### Work to be completed
Count the lines that include the string "this", and give only that number.

### Records for the task
........
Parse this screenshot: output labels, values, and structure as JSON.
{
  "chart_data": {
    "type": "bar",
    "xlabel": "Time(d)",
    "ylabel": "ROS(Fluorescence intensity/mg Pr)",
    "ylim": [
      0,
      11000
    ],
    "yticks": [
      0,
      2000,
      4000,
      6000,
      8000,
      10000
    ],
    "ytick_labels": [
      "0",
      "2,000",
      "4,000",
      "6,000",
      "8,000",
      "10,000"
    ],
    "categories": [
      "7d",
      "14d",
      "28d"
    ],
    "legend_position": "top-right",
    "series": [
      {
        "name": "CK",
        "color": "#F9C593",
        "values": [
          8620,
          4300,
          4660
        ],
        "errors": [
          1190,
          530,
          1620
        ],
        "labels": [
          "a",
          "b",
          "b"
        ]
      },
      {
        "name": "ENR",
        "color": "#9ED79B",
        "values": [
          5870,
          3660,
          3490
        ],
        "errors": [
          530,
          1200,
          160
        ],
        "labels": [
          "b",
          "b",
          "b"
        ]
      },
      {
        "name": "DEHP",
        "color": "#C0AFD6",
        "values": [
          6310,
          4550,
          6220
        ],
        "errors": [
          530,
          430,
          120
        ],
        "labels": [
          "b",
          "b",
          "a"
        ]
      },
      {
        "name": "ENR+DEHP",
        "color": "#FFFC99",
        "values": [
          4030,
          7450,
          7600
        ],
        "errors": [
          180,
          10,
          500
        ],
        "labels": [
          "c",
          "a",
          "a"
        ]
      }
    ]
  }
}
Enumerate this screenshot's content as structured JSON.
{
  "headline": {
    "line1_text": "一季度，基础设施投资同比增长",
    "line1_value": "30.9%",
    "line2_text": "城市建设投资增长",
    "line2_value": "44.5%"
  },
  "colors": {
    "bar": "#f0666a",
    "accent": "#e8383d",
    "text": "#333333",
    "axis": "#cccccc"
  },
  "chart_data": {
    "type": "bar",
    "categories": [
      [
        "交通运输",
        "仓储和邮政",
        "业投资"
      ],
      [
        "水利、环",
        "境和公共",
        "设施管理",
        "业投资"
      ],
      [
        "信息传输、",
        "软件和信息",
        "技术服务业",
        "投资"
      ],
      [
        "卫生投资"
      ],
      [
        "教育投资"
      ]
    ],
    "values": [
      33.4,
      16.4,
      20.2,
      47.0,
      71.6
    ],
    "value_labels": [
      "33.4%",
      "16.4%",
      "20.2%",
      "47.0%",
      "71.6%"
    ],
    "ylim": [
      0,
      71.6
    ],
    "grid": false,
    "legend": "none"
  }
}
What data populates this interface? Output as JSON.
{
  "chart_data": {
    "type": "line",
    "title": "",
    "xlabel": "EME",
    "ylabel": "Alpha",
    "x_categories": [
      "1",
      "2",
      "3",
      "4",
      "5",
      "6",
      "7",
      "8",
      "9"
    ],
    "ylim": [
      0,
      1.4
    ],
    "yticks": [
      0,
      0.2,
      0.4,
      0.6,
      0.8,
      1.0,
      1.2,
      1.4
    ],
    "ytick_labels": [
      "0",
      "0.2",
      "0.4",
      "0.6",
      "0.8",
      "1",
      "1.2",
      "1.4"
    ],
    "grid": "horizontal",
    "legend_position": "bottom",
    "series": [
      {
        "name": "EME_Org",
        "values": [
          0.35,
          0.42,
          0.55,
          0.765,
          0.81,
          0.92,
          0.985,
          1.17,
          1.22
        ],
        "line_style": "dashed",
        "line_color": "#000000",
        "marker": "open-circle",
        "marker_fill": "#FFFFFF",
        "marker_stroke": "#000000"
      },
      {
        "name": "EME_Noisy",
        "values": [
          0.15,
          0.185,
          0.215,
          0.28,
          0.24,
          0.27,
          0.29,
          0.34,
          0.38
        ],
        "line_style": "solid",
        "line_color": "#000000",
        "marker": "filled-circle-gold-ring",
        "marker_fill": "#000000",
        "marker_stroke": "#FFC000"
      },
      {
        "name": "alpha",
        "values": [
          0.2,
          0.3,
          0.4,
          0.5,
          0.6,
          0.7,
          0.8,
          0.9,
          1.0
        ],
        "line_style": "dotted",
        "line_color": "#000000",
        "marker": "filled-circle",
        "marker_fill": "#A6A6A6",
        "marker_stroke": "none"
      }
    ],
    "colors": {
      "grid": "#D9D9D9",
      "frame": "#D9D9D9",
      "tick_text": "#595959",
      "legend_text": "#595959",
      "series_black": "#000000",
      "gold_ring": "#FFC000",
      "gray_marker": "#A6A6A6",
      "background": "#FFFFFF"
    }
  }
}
........
### Expected answer
3